■ Work required: Only lines with the word "Sähkön" are needed; collect each of them from the listing below.

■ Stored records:

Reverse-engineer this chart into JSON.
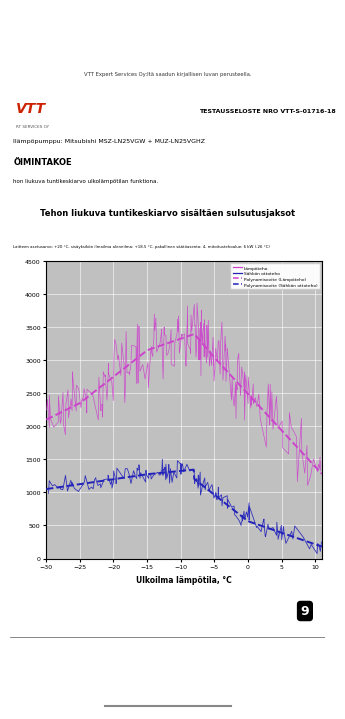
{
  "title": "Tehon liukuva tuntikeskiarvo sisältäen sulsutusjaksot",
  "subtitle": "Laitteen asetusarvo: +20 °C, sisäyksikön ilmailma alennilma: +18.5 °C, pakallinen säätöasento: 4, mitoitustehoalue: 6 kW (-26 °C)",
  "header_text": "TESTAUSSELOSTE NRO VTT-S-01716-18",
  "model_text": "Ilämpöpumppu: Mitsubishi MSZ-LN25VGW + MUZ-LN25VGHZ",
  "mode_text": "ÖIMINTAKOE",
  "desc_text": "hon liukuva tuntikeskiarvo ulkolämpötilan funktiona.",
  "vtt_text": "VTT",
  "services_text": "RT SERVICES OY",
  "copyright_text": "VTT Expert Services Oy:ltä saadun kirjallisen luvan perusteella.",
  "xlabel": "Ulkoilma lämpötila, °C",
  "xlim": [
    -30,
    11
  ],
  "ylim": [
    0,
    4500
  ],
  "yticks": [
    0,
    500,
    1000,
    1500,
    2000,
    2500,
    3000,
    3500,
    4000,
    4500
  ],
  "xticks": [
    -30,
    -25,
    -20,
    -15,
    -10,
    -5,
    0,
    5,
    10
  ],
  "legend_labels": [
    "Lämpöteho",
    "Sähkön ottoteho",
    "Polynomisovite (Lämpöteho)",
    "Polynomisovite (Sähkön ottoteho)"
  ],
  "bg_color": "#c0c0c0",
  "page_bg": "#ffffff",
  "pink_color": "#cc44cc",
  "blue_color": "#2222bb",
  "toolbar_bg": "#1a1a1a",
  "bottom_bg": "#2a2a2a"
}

■ Full answer:
    "Sähkön ottoteho",
    "Polynomisovite (Sähkön ottoteho)"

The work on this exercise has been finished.